EXTRACTED ENTRIES:

-- BEGIN --

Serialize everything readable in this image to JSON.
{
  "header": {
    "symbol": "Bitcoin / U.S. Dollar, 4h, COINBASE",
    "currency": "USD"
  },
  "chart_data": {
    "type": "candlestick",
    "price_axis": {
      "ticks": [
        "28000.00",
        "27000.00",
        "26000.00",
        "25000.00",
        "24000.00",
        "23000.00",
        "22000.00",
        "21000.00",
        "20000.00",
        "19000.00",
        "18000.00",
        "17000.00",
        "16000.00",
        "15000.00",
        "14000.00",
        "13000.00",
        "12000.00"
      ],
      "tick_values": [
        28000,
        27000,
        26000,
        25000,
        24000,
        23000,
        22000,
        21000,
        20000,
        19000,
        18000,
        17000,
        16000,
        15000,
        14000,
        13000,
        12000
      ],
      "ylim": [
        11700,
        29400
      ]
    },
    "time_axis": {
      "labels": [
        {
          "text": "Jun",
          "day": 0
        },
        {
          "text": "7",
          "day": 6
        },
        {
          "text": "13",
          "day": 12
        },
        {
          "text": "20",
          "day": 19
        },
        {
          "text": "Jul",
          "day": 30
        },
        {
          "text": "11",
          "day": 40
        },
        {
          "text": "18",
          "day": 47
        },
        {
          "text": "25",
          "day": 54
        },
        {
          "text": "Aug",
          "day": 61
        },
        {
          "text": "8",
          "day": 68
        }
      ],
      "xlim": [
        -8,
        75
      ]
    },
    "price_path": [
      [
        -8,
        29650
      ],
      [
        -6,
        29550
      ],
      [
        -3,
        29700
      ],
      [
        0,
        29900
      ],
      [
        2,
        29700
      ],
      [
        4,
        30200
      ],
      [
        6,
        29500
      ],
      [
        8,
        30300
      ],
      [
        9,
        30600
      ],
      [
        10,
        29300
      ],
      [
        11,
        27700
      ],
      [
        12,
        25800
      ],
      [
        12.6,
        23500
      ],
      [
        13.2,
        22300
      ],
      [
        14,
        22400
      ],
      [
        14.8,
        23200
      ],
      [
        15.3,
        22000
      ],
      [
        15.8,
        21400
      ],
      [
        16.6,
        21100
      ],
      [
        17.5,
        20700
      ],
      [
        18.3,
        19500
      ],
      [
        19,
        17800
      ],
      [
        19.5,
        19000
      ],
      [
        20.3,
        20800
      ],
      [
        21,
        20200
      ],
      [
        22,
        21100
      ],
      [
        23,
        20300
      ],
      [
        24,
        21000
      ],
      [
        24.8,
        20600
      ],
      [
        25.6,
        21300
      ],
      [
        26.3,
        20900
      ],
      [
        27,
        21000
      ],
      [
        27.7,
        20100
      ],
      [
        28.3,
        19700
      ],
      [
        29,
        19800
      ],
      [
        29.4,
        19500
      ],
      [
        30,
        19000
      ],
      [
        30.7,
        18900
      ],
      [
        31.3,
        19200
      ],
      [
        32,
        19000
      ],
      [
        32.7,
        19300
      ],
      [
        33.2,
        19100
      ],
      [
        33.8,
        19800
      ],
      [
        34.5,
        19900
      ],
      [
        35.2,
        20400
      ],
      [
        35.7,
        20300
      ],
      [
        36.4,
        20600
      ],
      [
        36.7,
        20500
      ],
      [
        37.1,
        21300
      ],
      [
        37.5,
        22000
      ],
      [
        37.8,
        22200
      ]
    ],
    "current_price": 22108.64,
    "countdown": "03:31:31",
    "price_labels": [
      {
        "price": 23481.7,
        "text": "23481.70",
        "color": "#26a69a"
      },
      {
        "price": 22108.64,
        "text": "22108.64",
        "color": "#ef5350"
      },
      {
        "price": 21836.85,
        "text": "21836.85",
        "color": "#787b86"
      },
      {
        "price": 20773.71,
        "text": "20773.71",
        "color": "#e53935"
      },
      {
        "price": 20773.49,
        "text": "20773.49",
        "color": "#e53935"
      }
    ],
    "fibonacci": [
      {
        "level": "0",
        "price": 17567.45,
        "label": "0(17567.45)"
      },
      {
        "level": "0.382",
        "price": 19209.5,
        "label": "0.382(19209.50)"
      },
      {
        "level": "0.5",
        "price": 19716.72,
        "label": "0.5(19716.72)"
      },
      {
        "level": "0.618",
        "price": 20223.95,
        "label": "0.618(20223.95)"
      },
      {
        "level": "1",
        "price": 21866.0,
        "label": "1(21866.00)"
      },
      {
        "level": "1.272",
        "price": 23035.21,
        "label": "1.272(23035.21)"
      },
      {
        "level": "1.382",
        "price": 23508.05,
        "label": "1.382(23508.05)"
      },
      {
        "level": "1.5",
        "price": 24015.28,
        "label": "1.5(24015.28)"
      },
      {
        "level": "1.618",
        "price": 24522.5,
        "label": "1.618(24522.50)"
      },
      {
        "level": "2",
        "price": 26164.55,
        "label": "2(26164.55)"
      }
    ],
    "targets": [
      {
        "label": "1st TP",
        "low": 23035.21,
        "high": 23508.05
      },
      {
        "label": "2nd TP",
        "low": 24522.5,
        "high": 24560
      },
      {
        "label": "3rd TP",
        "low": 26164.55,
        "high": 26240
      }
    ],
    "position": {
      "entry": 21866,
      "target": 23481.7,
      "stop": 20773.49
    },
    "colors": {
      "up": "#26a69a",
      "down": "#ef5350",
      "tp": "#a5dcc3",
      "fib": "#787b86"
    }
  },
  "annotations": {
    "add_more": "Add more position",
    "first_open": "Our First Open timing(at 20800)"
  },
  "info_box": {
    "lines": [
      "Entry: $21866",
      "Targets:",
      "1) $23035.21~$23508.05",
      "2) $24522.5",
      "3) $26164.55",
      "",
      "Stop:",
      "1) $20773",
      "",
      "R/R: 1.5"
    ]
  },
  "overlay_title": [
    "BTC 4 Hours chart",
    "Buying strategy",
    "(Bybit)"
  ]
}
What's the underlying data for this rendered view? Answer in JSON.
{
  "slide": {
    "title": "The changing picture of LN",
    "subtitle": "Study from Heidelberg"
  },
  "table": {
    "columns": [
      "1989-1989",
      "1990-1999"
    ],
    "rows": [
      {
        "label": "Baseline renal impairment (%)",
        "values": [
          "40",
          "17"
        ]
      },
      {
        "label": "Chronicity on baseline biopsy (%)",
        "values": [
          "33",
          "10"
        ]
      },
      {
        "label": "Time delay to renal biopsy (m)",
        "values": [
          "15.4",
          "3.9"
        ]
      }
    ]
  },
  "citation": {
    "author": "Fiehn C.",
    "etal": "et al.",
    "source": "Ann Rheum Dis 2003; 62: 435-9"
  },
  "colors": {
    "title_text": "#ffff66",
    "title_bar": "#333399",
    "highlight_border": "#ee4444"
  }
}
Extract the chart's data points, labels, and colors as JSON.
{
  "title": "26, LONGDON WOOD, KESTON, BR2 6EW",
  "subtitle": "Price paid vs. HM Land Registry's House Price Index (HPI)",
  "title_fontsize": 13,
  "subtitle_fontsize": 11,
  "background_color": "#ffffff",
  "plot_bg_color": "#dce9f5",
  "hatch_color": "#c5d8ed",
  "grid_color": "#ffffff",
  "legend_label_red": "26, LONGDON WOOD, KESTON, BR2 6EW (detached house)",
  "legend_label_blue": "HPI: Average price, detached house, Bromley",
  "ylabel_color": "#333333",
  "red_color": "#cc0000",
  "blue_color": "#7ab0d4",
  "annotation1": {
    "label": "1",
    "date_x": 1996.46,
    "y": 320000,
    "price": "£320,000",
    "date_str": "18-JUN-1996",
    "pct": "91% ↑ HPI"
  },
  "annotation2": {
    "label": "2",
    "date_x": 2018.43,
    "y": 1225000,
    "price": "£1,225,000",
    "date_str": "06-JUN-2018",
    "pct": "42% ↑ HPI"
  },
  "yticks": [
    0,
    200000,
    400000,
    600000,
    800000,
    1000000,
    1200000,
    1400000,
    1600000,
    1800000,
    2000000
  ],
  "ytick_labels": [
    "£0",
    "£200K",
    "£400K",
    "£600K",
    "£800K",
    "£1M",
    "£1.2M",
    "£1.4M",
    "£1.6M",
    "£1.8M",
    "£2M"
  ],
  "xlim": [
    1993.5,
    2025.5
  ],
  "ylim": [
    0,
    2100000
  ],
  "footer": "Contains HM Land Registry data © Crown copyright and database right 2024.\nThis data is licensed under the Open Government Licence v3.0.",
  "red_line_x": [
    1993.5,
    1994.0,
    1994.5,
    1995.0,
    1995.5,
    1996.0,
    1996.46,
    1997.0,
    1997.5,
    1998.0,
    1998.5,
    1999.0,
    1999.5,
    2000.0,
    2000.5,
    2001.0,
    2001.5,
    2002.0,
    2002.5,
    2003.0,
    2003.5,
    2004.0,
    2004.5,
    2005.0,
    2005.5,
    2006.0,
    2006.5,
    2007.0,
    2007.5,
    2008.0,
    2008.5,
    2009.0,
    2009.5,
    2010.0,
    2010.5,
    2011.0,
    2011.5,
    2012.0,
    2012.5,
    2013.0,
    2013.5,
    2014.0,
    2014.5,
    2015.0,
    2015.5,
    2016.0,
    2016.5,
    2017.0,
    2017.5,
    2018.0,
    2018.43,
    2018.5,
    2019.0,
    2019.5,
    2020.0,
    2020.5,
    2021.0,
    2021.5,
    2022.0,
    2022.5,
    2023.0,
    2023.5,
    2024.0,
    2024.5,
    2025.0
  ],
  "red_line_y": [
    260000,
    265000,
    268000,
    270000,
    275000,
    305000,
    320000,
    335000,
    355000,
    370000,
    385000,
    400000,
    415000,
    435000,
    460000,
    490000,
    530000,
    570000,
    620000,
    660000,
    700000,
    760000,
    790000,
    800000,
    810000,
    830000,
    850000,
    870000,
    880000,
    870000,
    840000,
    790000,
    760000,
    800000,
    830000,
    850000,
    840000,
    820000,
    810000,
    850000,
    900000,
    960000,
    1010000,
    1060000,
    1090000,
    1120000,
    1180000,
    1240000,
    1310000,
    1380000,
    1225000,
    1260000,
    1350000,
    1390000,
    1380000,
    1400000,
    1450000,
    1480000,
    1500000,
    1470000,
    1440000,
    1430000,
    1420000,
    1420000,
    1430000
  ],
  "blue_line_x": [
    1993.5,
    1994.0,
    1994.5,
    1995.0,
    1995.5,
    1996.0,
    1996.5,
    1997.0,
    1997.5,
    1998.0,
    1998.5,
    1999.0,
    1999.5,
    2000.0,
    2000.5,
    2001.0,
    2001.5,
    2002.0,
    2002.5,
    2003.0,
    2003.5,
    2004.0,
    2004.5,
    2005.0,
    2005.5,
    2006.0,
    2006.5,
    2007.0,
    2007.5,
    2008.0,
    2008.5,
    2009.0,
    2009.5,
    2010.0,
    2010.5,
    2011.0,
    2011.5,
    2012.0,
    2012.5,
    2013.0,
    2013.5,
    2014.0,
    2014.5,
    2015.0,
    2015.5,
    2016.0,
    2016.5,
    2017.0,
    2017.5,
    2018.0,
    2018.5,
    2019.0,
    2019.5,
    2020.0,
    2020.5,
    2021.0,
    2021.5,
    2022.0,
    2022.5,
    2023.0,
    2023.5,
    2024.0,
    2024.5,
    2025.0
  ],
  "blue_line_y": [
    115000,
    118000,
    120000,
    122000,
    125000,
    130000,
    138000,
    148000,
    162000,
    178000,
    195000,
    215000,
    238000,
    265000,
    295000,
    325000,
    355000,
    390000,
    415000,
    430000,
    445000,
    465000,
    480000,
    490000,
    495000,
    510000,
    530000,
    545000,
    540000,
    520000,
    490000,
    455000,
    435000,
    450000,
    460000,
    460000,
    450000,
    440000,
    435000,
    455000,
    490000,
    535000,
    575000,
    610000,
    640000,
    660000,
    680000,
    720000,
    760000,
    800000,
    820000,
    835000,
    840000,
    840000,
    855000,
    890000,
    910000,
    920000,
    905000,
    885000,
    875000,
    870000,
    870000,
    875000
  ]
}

-- END --

WHAT TO WORK ON: Pull every line holding "LONGDON" out of the records.

ANSWER FOR THIS EXERCISE:
  "title": "26, LONGDON WOOD, KESTON, BR2 6EW",
  "legend_label_red": "26, LONGDON WOOD, KESTON, BR2 6EW (detached house)",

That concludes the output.